[Begin Rows]

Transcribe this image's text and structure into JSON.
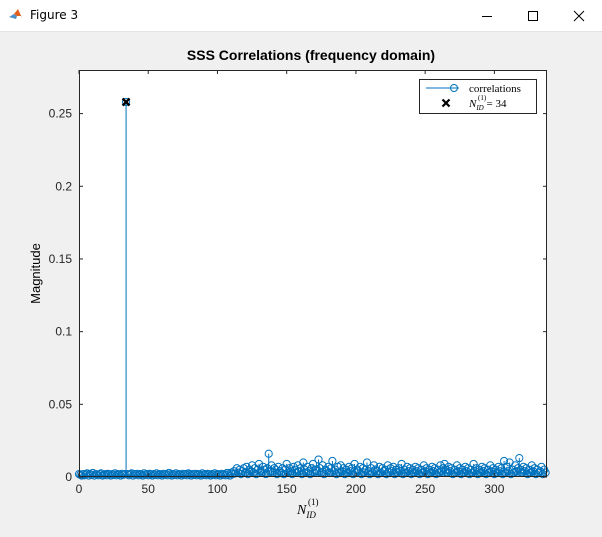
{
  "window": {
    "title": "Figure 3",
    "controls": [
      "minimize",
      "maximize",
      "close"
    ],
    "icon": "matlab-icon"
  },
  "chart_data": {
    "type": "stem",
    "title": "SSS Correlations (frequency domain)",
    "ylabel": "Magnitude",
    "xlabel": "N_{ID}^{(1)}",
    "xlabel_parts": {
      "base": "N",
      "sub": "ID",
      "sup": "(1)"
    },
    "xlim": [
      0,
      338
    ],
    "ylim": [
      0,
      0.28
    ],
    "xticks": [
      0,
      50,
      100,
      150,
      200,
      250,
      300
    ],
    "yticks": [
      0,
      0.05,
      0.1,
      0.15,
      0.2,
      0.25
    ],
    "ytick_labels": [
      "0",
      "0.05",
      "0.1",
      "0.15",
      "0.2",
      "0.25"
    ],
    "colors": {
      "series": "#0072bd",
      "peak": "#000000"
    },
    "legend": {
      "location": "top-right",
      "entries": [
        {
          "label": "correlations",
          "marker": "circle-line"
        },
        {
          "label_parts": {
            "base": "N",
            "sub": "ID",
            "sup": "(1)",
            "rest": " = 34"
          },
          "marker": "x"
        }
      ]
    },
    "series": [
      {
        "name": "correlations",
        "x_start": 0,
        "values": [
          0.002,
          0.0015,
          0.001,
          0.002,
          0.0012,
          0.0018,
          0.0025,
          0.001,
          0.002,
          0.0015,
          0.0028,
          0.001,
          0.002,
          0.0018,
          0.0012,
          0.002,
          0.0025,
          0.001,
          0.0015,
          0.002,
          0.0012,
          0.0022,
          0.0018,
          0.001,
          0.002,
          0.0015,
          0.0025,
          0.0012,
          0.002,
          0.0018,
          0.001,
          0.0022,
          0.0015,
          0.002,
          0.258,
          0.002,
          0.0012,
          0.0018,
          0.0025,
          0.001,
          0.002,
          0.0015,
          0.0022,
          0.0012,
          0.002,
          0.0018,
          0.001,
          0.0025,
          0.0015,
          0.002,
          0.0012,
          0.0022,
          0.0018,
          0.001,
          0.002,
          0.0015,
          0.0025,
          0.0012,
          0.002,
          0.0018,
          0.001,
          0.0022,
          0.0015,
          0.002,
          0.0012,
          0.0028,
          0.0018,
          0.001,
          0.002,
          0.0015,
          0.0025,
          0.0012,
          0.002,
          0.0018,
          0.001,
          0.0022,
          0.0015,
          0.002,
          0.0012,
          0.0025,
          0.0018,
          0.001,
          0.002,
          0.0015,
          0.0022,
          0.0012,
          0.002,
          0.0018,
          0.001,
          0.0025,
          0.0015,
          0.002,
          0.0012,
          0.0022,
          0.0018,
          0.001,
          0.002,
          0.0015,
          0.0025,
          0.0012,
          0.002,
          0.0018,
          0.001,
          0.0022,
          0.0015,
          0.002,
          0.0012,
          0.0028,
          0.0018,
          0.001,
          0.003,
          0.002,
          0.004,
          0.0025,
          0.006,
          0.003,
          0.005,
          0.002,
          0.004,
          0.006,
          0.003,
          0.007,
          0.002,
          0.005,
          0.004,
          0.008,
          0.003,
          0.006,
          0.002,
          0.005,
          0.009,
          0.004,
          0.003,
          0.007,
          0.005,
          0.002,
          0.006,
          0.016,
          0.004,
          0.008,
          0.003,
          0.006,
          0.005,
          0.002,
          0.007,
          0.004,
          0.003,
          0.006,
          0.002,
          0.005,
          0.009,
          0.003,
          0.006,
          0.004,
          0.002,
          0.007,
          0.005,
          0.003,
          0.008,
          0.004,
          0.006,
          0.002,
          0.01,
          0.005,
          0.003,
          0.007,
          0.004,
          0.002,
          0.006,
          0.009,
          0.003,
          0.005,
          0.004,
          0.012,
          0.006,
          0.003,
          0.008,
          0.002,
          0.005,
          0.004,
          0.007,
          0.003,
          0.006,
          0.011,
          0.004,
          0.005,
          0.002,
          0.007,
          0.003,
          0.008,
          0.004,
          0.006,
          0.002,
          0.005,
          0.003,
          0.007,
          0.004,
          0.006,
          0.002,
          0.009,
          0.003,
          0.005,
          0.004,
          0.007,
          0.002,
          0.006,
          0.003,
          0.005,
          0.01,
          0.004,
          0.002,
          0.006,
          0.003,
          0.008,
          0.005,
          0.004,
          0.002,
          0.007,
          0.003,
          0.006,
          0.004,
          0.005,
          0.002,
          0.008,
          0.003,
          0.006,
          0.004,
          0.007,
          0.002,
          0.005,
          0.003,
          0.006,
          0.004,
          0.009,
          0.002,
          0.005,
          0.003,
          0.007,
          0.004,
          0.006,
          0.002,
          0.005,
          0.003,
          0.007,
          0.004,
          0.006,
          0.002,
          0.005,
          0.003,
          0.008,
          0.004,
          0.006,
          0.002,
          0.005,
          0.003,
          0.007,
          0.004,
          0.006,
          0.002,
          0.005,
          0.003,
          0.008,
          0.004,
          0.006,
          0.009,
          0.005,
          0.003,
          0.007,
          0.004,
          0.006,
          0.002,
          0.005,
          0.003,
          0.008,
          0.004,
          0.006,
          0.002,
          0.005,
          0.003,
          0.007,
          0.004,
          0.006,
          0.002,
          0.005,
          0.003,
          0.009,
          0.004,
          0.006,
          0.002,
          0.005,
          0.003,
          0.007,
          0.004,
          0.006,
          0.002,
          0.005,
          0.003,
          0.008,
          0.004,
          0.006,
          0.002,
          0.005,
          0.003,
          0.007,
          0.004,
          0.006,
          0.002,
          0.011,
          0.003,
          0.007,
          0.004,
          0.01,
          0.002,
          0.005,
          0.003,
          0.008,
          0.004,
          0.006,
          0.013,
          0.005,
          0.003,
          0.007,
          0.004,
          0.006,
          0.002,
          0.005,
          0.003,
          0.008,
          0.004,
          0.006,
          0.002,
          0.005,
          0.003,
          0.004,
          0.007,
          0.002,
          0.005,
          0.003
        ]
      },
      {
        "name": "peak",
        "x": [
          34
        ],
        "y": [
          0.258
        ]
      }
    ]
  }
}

[End Rows]
[Begin Rows]

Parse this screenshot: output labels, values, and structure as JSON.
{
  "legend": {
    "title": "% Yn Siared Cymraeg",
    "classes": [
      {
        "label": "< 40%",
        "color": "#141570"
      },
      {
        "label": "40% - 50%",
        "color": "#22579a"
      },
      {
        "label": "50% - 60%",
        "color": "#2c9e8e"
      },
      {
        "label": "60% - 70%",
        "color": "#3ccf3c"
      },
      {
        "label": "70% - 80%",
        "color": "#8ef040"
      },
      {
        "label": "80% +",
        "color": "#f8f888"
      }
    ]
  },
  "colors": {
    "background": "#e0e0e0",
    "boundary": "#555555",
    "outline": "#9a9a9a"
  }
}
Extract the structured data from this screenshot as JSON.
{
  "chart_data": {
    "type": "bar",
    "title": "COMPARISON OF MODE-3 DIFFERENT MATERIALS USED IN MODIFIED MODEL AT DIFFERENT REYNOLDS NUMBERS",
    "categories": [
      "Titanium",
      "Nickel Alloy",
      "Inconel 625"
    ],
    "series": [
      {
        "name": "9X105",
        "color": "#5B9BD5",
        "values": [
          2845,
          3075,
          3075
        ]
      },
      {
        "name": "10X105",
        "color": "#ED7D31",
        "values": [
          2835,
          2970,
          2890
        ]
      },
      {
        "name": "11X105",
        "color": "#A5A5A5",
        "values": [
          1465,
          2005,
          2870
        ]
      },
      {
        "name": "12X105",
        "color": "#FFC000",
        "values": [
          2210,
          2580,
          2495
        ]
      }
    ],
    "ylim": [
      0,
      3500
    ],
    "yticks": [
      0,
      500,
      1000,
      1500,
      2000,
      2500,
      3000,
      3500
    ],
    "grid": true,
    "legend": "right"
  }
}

[End Rows]

### Directive
Read through the entries and copy each line in which "JSON" appears.

### Solved problem
Transcribe this image's text and structure into JSON.
Parse this screenshot: output labels, values, and structure as JSON.
Extract the structured data from this screenshot as JSON.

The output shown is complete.